■ **TASK TO CARRY OUT**
Produce an exact transcription of the listing below, omitting the pictures.

■ **SUPPLIED DATA**
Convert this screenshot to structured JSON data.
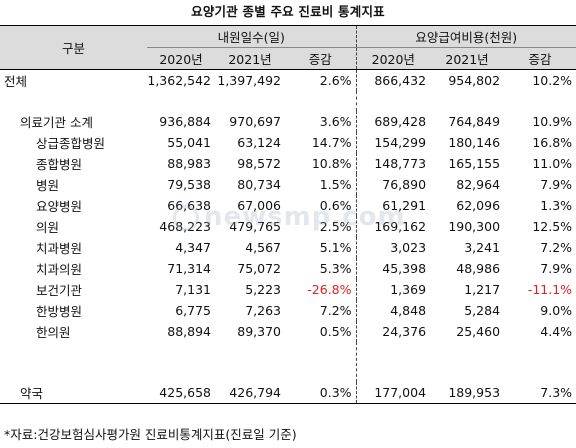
{
  "title": "요양기관 종별 주요 진료비 통계지표",
  "header": {
    "category": "구분",
    "group1": "내원일수(일)",
    "group2": "요양급여비용(천원)",
    "year1": "2020년",
    "year2": "2021년",
    "change": "증감"
  },
  "rows": {
    "total": {
      "label": "전체",
      "v1": "1,362,542",
      "v2": "1,397,492",
      "c1": "2.6%",
      "v3": "866,432",
      "v4": "954,802",
      "c2": "10.2%"
    },
    "subtotal": {
      "label": "의료기관 소계",
      "v1": "936,884",
      "v2": "970,697",
      "c1": "3.6%",
      "v3": "689,428",
      "v4": "764,849",
      "c2": "10.9%"
    },
    "tertiary": {
      "label": "상급종합병원",
      "v1": "55,041",
      "v2": "63,124",
      "c1": "14.7%",
      "v3": "154,299",
      "v4": "180,146",
      "c2": "16.8%"
    },
    "general": {
      "label": "종합병원",
      "v1": "88,983",
      "v2": "98,572",
      "c1": "10.8%",
      "v3": "148,773",
      "v4": "165,155",
      "c2": "11.0%"
    },
    "hospital": {
      "label": "병원",
      "v1": "79,538",
      "v2": "80,734",
      "c1": "1.5%",
      "v3": "76,890",
      "v4": "82,964",
      "c2": "7.9%"
    },
    "longterm": {
      "label": "요양병원",
      "v1": "66,638",
      "v2": "67,006",
      "c1": "0.6%",
      "v3": "61,291",
      "v4": "62,096",
      "c2": "1.3%"
    },
    "clinic": {
      "label": "의원",
      "v1": "468,223",
      "v2": "479,765",
      "c1": "2.5%",
      "v3": "169,162",
      "v4": "190,300",
      "c2": "12.5%"
    },
    "dental_hosp": {
      "label": "치과병원",
      "v1": "4,347",
      "v2": "4,567",
      "c1": "5.1%",
      "v3": "3,023",
      "v4": "3,241",
      "c2": "7.2%"
    },
    "dental_clin": {
      "label": "치과의원",
      "v1": "71,314",
      "v2": "75,072",
      "c1": "5.3%",
      "v3": "45,398",
      "v4": "48,986",
      "c2": "7.9%"
    },
    "public": {
      "label": "보건기관",
      "v1": "7,131",
      "v2": "5,223",
      "c1": "-26.8%",
      "v3": "1,369",
      "v4": "1,217",
      "c2": "-11.1%"
    },
    "oriental_hosp": {
      "label": "한방병원",
      "v1": "6,775",
      "v2": "7,263",
      "c1": "7.2%",
      "v3": "4,848",
      "v4": "5,284",
      "c2": "9.0%"
    },
    "oriental_clin": {
      "label": "한의원",
      "v1": "88,894",
      "v2": "89,370",
      "c1": "0.5%",
      "v3": "24,376",
      "v4": "25,460",
      "c2": "4.4%"
    },
    "pharmacy": {
      "label": "약국",
      "v1": "425,658",
      "v2": "426,794",
      "c1": "0.3%",
      "v3": "177,004",
      "v4": "189,953",
      "c2": "7.3%"
    }
  },
  "negative_color": "#e02020",
  "footnote": "*자료:건강보험심사평가원 진료비통계지표(진료일 기준)",
  "watermark": "newsmp.com"
}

■ **TASK SOLUTION**
Convert this screenshot to structured JSON data.
{
  "title": "요양기관 종별 주요 진료비 통계지표",
  "header": {
    "category": "구분",
    "group1": "내원일수(일)",
    "group2": "요양급여비용(천원)",
    "year1": "2020년",
    "year2": "2021년",
    "change": "증감"
  },
  "rows": {
    "total": {
      "label": "전체",
      "v1": "1,362,542",
      "v2": "1,397,492",
      "c1": "2.6%",
      "v3": "866,432",
      "v4": "954,802",
      "c2": "10.2%"
    },
    "subtotal": {
      "label": "의료기관 소계",
      "v1": "936,884",
      "v2": "970,697",
      "c1": "3.6%",
      "v3": "689,428",
      "v4": "764,849",
      "c2": "10.9%"
    },
    "tertiary": {
      "label": "상급종합병원",
      "v1": "55,041",
      "v2": "63,124",
      "c1": "14.7%",
      "v3": "154,299",
      "v4": "180,146",
      "c2": "16.8%"
    },
    "general": {
      "label": "종합병원",
      "v1": "88,983",
      "v2": "98,572",
      "c1": "10.8%",
      "v3": "148,773",
      "v4": "165,155",
      "c2": "11.0%"
    },
    "hospital": {
      "label": "병원",
      "v1": "79,538",
      "v2": "80,734",
      "c1": "1.5%",
      "v3": "76,890",
      "v4": "82,964",
      "c2": "7.9%"
    },
    "longterm": {
      "label": "요양병원",
      "v1": "66,638",
      "v2": "67,006",
      "c1": "0.6%",
      "v3": "61,291",
      "v4": "62,096",
      "c2": "1.3%"
    },
    "clinic": {
      "label": "의원",
      "v1": "468,223",
      "v2": "479,765",
      "c1": "2.5%",
      "v3": "169,162",
      "v4": "190,300",
      "c2": "12.5%"
    },
    "dental_hosp": {
      "label": "치과병원",
      "v1": "4,347",
      "v2": "4,567",
      "c1": "5.1%",
      "v3": "3,023",
      "v4": "3,241",
      "c2": "7.2%"
    },
    "dental_clin": {
      "label": "치과의원",
      "v1": "71,314",
      "v2": "75,072",
      "c1": "5.3%",
      "v3": "45,398",
      "v4": "48,986",
      "c2": "7.9%"
    },
    "public": {
      "label": "보건기관",
      "v1": "7,131",
      "v2": "5,223",
      "c1": "-26.8%",
      "v3": "1,369",
      "v4": "1,217",
      "c2": "-11.1%"
    },
    "oriental_hosp": {
      "label": "한방병원",
      "v1": "6,775",
      "v2": "7,263",
      "c1": "7.2%",
      "v3": "4,848",
      "v4": "5,284",
      "c2": "9.0%"
    },
    "oriental_clin": {
      "label": "한의원",
      "v1": "88,894",
      "v2": "89,370",
      "c1": "0.5%",
      "v3": "24,376",
      "v4": "25,460",
      "c2": "4.4%"
    },
    "pharmacy": {
      "label": "약국",
      "v1": "425,658",
      "v2": "426,794",
      "c1": "0.3%",
      "v3": "177,004",
      "v4": "189,953",
      "c2": "7.3%"
    }
  },
  "negative_color": "#e02020",
  "footnote": "*자료:건강보험심사평가원 진료비통계지표(진료일 기준)",
  "watermark": "newsmp.com"
}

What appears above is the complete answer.